Teks Latihan:
..........
"Itu bisa diterapkan, mengapa tidak?" Katanya di sebuah seminar di Denpasar, Indonesia, pada akhir Desember 2019, menurut media berita lokal .
“Yang kita butuhkan sekarang adalah kemauan. Jika kami memiliki kemauan yang kuat, maka kami dapat menemukan dana, ” tambahnya.
Namun, berdasarkan tinjauan pada tahun 2016, lima ahli syaraf Infonesia menyimpulkan tidak ada bukti bahwa prosedur ini efektif dan mengatakan tidak sesuai dengan standar perawatan stroke yang diterima secara internasional dari American Heart Association dan American Stroke Association.
..........
Data yang Dikaji:
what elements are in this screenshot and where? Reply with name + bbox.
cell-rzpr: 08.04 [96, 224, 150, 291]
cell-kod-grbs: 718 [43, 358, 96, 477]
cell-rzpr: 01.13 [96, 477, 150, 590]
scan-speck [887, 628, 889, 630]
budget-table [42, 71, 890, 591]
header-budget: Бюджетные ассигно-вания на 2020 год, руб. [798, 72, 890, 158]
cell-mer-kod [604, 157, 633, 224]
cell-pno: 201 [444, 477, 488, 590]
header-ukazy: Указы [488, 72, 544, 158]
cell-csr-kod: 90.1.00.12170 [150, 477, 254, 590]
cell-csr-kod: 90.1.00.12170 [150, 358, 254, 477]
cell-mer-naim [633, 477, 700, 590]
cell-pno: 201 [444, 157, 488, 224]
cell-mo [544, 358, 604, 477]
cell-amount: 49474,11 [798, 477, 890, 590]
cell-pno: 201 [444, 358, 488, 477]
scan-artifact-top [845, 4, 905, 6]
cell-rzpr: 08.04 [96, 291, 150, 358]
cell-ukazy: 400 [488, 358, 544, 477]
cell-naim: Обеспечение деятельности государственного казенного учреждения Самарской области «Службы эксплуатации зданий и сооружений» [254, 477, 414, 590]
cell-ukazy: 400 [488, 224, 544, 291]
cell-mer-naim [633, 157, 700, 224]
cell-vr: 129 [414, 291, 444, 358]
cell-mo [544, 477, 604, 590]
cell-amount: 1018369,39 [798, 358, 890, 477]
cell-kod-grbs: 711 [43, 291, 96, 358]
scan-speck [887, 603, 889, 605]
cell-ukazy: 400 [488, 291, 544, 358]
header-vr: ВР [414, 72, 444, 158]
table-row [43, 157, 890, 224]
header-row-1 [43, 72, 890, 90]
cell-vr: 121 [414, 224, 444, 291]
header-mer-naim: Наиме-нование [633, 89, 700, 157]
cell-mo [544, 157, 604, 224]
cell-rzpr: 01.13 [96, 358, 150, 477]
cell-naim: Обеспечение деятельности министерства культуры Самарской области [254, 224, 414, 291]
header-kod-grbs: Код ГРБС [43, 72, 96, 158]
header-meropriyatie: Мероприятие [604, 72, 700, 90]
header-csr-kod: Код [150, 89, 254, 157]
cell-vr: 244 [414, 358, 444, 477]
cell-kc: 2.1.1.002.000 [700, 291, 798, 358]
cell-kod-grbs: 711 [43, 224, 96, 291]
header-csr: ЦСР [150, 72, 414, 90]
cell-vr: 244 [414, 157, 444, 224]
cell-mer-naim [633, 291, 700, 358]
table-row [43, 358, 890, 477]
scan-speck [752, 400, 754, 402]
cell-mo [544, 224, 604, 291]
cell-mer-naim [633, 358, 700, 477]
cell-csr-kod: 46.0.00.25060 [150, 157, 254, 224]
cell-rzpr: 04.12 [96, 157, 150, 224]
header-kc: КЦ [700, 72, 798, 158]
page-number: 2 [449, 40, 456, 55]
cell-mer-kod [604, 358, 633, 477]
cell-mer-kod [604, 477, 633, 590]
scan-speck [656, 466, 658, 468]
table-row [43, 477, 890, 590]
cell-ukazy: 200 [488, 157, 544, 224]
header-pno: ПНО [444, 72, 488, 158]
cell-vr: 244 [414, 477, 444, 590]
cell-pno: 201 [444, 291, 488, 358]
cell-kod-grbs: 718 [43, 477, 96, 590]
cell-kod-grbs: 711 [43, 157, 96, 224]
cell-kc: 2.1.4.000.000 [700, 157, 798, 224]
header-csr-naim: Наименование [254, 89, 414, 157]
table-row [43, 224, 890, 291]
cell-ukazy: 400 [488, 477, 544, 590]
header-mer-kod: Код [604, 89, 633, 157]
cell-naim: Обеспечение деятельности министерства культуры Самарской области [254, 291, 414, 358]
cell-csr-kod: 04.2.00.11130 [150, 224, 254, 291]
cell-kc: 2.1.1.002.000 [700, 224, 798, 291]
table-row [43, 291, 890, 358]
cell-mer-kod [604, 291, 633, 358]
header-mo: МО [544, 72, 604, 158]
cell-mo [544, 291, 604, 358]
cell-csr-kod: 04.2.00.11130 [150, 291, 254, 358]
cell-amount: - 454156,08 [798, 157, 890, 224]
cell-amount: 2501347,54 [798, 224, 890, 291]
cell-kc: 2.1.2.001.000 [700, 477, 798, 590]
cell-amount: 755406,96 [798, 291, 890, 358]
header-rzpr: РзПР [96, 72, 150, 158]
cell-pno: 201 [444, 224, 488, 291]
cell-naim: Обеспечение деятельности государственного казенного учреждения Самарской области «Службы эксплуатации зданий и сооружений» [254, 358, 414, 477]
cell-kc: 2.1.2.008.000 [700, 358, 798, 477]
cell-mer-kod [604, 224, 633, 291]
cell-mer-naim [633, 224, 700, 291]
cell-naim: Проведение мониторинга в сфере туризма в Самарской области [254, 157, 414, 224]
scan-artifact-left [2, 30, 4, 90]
..........
Tugas Anda:
• 1. Ringkas teks latihan tentang prosedur perawatan stroke dalam dua kalimat.
• 2. Sambung teks latihan tentang prosedur perawatan stroke, mulai setelah kalimat terakhirnya.

Jawaban:
• 1. Dalam sebuah seminar di Denpasar pada akhir Desember 2019, seorang pembicara menyatakan bahwa hal itu bisa diterapkan dan bahwa dana dapat ditemukan jika ada kemauan yang kuat. Namun, tinjauan tahun 2016 oleh lima ahli saraf menyimpulkan tidak ada bukti prosedur ini efektif dan menyebutnya tidak sesuai dengan standar perawatan stroke internasional dari American Heart Association dan American Stroke Association.

• 2.
Mereka menunjukkan bahwa prosedur ini memiliki risiko kecil komplikasi neurologis dan nonneurologis, dan risiko kematian 0,05% hingga 0,08%.
Dalam uji klinis pada 75 pasien yang diterbitkan pada tahun 2016 di Bali Medical Journal , Terawan melaporkan bahwa IAHF dapat "secara signifikan meningkatkan kekuatan otot" pada pasien dengan stoke kronis.
Tetapi hasilnya “secara statistik tidak meyakinkan,” kata Rizqy Amelia Zein, seorang aktivis ilmu pengetahuan terbuka dan seorang psikolog sosial di Universitas Airlangga.
Komunitas medis Indonesia telah mencoba untuk menghentikan Terawan sebelumnya.
Pada tahun 2013, atas dorongan Satriotomo, Asosiasi Neurologis Indonesia berbicara keras menentang terapi dalam surat terbuka. Pada tahun 2018, Dewan Etik Asosiasi Medis Indonesia (IDI) memanggil Terawan untuk rapat untuk menjelaskan karyanya.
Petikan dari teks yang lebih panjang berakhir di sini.